EXERCISE PROMPT:
Write every record out again exactly, and keep images out of it.

**********

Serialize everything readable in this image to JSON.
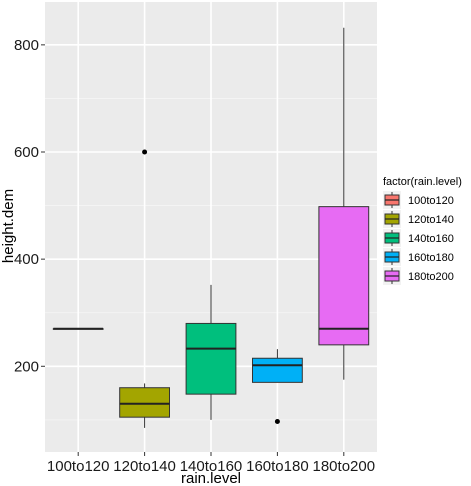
{
  "chart_data": {
    "type": "box",
    "xlabel": "rain.level",
    "ylabel": "height.dem",
    "categories": [
      "100to120",
      "120to140",
      "140to160",
      "160to180",
      "180to200"
    ],
    "ylim": [
      40,
      880
    ],
    "yticks": [
      200,
      400,
      600,
      800
    ],
    "grid": true,
    "legend": {
      "title": "factor(rain.level)",
      "position": "right",
      "entries": [
        "100to120",
        "120to140",
        "140to160",
        "160to180",
        "180to200"
      ]
    },
    "series": [
      {
        "category": "100to120",
        "color": "#F8766D",
        "min": 270,
        "q1": 270,
        "median": 270,
        "q3": 270,
        "max": 270,
        "outliers": []
      },
      {
        "category": "120to140",
        "color": "#A3A500",
        "min": 85,
        "q1": 105,
        "median": 130,
        "q3": 160,
        "max": 168,
        "outliers": [
          600
        ]
      },
      {
        "category": "140to160",
        "color": "#00BF7D",
        "min": 100,
        "q1": 148,
        "median": 233,
        "q3": 280,
        "max": 352,
        "outliers": []
      },
      {
        "category": "160to180",
        "color": "#00B0F6",
        "min": 170,
        "q1": 170,
        "median": 202,
        "q3": 215,
        "max": 232,
        "outliers": [
          97
        ]
      },
      {
        "category": "180to200",
        "color": "#E76BF3",
        "min": 175,
        "q1": 240,
        "median": 270,
        "q3": 498,
        "max": 832,
        "outliers": []
      }
    ]
  }
}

**********

EXERCISE RESPONSE:
Serialize everything readable in this image to JSON.
{
  "chart_data": {
    "type": "box",
    "xlabel": "rain.level",
    "ylabel": "height.dem",
    "categories": [
      "100to120",
      "120to140",
      "140to160",
      "160to180",
      "180to200"
    ],
    "ylim": [
      40,
      880
    ],
    "yticks": [
      200,
      400,
      600,
      800
    ],
    "grid": true,
    "legend": {
      "title": "factor(rain.level)",
      "position": "right",
      "entries": [
        "100to120",
        "120to140",
        "140to160",
        "160to180",
        "180to200"
      ]
    },
    "series": [
      {
        "category": "100to120",
        "color": "#F8766D",
        "min": 270,
        "q1": 270,
        "median": 270,
        "q3": 270,
        "max": 270,
        "outliers": []
      },
      {
        "category": "120to140",
        "color": "#A3A500",
        "min": 85,
        "q1": 105,
        "median": 130,
        "q3": 160,
        "max": 168,
        "outliers": [
          600
        ]
      },
      {
        "category": "140to160",
        "color": "#00BF7D",
        "min": 100,
        "q1": 148,
        "median": 233,
        "q3": 280,
        "max": 352,
        "outliers": []
      },
      {
        "category": "160to180",
        "color": "#00B0F6",
        "min": 170,
        "q1": 170,
        "median": 202,
        "q3": 215,
        "max": 232,
        "outliers": [
          97
        ]
      },
      {
        "category": "180to200",
        "color": "#E76BF3",
        "min": 175,
        "q1": 240,
        "median": 270,
        "q3": 498,
        "max": 832,
        "outliers": []
      }
    ]
  }
}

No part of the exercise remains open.